::: Information given

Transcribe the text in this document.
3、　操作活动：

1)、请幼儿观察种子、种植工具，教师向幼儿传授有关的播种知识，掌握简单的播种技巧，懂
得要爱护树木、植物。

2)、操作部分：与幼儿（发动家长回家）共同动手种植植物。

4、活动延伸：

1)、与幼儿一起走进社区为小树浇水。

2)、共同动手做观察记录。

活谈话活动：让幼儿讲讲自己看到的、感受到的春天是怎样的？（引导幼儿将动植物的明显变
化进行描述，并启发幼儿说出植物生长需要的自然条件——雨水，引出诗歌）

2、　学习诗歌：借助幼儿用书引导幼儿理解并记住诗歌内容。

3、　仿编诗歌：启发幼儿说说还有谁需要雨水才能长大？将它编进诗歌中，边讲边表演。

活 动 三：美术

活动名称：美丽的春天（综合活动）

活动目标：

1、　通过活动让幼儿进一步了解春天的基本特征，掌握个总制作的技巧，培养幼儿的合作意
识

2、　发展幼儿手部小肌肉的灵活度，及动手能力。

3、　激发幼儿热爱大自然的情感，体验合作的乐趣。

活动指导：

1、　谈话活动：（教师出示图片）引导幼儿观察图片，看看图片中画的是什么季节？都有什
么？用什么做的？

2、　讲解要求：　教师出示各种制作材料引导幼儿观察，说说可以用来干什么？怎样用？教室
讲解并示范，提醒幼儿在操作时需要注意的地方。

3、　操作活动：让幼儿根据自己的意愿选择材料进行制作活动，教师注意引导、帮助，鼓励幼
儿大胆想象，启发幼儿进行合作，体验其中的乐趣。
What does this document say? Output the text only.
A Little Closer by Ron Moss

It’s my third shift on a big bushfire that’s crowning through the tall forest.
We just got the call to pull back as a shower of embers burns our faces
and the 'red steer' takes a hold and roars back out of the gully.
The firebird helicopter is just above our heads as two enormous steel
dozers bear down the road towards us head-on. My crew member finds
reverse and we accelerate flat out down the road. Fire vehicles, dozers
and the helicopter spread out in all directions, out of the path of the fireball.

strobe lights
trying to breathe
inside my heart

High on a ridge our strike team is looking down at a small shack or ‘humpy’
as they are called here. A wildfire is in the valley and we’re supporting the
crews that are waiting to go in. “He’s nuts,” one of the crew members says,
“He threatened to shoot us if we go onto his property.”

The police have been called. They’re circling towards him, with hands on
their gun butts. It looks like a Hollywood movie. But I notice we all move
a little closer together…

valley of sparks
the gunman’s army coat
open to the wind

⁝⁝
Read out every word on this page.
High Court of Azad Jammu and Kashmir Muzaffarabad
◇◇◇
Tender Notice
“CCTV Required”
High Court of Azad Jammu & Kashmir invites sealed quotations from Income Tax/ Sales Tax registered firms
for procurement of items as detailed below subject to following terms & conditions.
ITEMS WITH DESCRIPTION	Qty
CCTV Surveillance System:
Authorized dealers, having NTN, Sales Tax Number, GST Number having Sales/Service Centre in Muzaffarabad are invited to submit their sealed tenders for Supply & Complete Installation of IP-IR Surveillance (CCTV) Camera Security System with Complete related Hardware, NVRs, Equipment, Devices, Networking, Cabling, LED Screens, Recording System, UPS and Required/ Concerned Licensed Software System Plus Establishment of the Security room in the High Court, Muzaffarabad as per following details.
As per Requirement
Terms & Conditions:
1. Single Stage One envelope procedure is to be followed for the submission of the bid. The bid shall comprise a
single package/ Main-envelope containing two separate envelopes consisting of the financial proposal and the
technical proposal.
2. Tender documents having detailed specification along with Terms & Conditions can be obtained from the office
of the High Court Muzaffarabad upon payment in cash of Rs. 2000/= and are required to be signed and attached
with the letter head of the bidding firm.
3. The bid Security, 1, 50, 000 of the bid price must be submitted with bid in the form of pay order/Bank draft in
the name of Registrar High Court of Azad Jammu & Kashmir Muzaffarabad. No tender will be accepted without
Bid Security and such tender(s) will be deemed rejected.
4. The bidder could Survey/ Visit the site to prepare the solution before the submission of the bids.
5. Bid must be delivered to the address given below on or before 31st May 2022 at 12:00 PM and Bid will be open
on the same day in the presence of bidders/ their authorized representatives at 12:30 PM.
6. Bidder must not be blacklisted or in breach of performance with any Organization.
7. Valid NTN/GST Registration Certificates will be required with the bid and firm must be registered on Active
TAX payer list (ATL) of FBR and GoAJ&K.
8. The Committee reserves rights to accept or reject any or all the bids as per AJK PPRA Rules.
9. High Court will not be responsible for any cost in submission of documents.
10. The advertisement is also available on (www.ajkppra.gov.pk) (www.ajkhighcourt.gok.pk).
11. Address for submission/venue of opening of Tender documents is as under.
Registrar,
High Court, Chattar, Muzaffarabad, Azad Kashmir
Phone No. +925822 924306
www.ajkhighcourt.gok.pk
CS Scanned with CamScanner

::::::

Go through the listing above and restate it word for word.

Transcribe the text in this document.
3、　操作活动：

1)、请幼儿观察种子、种植工具，教师向幼儿传授有关的播种知识，掌握简单的播种技巧，懂
得要爱护树木、植物。

2)、操作部分：与幼儿（发动家长回家）共同动手种植植物。

4、活动延伸：

1)、与幼儿一起走进社区为小树浇水。

2)、共同动手做观察记录。

活谈话活动：让幼儿讲讲自己看到的、感受到的春天是怎样的？（引导幼儿将动植物的明显变
化进行描述，并启发幼儿说出植物生长需要的自然条件——雨水，引出诗歌）

2、　学习诗歌：借助幼儿用书引导幼儿理解并记住诗歌内容。

3、　仿编诗歌：启发幼儿说说还有谁需要雨水才能长大？将它编进诗歌中，边讲边表演。

活 动 三：美术

活动名称：美丽的春天（综合活动）

活动目标：

1、　通过活动让幼儿进一步了解春天的基本特征，掌握个总制作的技巧，培养幼儿的合作意
识

2、　发展幼儿手部小肌肉的灵活度，及动手能力。

3、　激发幼儿热爱大自然的情感，体验合作的乐趣。

活动指导：

1、　谈话活动：（教师出示图片）引导幼儿观察图片，看看图片中画的是什么季节？都有什
么？用什么做的？

2、　讲解要求：　教师出示各种制作材料引导幼儿观察，说说可以用来干什么？怎样用？教室
讲解并示范，提醒幼儿在操作时需要注意的地方。

3、　操作活动：让幼儿根据自己的意愿选择材料进行制作活动，教师注意引导、帮助，鼓励幼
儿大胆想象，启发幼儿进行合作，体验其中的乐趣。
What does this document say? Output the text only.
A Little Closer by Ron Moss

It’s my third shift on a big bushfire that’s crowning through the tall forest.
We just got the call to pull back as a shower of embers burns our faces
and the 'red steer' takes a hold and roars back out of the gully.
The firebird helicopter is just above our heads as two enormous steel
dozers bear down the road towards us head-on. My crew member finds
reverse and we accelerate flat out down the road. Fire vehicles, dozers
and the helicopter spread out in all directions, out of the path of the fireball.

strobe lights
trying to breathe
inside my heart

High on a ridge our strike team is looking down at a small shack or ‘humpy’
as they are called here. A wildfire is in the valley and we’re supporting the
crews that are waiting to go in. “He’s nuts,” one of the crew members says,
“He threatened to shoot us if we go onto his property.”

The police have been called. They’re circling towards him, with hands on
their gun butts. It looks like a Hollywood movie. But I notice we all move
a little closer together…

valley of sparks
the gunman’s army coat
open to the wind

⁝⁝
Read out every word on this page.
High Court of Azad Jammu and Kashmir Muzaffarabad
◇◇◇
Tender Notice
“CCTV Required”
High Court of Azad Jammu & Kashmir invites sealed quotations from Income Tax/ Sales Tax registered firms
for procurement of items as detailed below subject to following terms & conditions.
ITEMS WITH DESCRIPTION	Qty
CCTV Surveillance System:
Authorized dealers, having NTN, Sales Tax Number, GST Number having Sales/Service Centre in Muzaffarabad are invited to submit their sealed tenders for Supply & Complete Installation of IP-IR Surveillance (CCTV) Camera Security System with Complete related Hardware, NVRs, Equipment, Devices, Networking, Cabling, LED Screens, Recording System, UPS and Required/ Concerned Licensed Software System Plus Establishment of the Security room in the High Court, Muzaffarabad as per following details.
As per Requirement
Terms & Conditions:
1. Single Stage One envelope procedure is to be followed for the submission of the bid. The bid shall comprise a
single package/ Main-envelope containing two separate envelopes consisting of the financial proposal and the
technical proposal.
2. Tender documents having detailed specification along with Terms & Conditions can be obtained from the office
of the High Court Muzaffarabad upon payment in cash of Rs. 2000/= and are required to be signed and attached
with the letter head of the bidding firm.
3. The bid Security, 1, 50, 000 of the bid price must be submitted with bid in the form of pay order/Bank draft in
the name of Registrar High Court of Azad Jammu & Kashmir Muzaffarabad. No tender will be accepted without
Bid Security and such tender(s) will be deemed rejected.
4. The bidder could Survey/ Visit the site to prepare the solution before the submission of the bids.
5. Bid must be delivered to the address given below on or before 31st May 2022 at 12:00 PM and Bid will be open
on the same day in the presence of bidders/ their authorized representatives at 12:30 PM.
6. Bidder must not be blacklisted or in breach of performance with any Organization.
7. Valid NTN/GST Registration Certificates will be required with the bid and firm must be registered on Active
TAX payer list (ATL) of FBR and GoAJ&K.
8. The Committee reserves rights to accept or reject any or all the bids as per AJK PPRA Rules.
9. High Court will not be responsible for any cost in submission of documents.
10. The advertisement is also available on (www.ajkppra.gov.pk) (www.ajkhighcourt.gok.pk).
11. Address for submission/venue of opening of Tender documents is as under.
Registrar,
High Court, Chattar, Muzaffarabad, Azad Kashmir
Phone No. +925822 924306
www.ajkhighcourt.gok.pk
CS Scanned with CamScanner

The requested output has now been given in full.